## Data for the task
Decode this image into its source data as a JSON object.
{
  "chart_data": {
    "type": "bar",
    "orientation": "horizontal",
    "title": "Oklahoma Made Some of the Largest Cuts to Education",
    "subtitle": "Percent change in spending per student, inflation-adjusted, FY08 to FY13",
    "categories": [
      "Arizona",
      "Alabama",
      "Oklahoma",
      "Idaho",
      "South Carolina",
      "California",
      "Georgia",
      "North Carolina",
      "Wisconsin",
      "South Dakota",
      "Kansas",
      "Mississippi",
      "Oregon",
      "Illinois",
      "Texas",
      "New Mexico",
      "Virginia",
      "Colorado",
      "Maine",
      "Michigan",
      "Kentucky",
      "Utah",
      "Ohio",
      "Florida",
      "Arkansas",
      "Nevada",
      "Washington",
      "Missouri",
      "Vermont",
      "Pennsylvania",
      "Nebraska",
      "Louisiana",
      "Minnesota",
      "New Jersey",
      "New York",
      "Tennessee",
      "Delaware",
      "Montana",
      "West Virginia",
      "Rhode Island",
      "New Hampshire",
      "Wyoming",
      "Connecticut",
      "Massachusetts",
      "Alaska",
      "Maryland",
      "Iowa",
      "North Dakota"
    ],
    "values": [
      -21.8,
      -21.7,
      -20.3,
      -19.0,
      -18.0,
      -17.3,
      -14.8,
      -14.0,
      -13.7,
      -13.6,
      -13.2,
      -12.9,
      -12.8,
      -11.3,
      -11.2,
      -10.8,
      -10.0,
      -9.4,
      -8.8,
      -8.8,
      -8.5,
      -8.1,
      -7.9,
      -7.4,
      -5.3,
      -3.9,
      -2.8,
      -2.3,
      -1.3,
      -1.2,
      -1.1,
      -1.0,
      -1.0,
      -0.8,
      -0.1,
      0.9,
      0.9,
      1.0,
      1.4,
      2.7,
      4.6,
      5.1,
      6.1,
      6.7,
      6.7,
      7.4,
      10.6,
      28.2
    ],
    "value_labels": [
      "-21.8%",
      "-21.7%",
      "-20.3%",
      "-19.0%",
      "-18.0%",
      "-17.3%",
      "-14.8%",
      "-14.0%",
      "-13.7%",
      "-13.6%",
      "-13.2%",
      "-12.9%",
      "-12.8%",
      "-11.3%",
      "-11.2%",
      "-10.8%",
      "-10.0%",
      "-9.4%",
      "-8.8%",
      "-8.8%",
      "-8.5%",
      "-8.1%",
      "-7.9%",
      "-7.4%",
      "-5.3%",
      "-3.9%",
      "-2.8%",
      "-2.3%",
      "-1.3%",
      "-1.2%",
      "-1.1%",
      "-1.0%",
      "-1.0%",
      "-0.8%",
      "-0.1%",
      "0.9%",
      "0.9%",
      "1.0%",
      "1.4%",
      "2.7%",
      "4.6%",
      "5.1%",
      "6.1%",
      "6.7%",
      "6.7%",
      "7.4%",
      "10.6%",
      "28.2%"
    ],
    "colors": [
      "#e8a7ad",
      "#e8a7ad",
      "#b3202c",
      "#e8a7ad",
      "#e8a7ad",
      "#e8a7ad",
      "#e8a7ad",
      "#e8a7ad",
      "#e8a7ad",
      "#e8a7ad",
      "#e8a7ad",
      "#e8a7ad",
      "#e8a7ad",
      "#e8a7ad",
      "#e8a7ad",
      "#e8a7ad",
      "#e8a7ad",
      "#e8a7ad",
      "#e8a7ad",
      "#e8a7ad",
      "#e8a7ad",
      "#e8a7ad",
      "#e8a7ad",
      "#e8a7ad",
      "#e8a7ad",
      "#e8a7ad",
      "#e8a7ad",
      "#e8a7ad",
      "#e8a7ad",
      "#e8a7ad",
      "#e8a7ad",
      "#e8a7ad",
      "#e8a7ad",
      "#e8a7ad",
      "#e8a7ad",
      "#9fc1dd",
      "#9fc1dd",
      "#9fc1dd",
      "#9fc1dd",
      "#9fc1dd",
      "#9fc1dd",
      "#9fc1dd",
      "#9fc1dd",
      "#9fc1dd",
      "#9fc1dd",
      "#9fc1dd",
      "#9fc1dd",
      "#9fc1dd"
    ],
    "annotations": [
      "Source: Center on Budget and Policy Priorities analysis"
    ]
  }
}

## Aim
In the entries above, identify every line with the word "Oklahoma". Copy those lines.

## Written solution
    "title": "Oklahoma Made Some of the Largest Cuts to Education",
      "Oklahoma",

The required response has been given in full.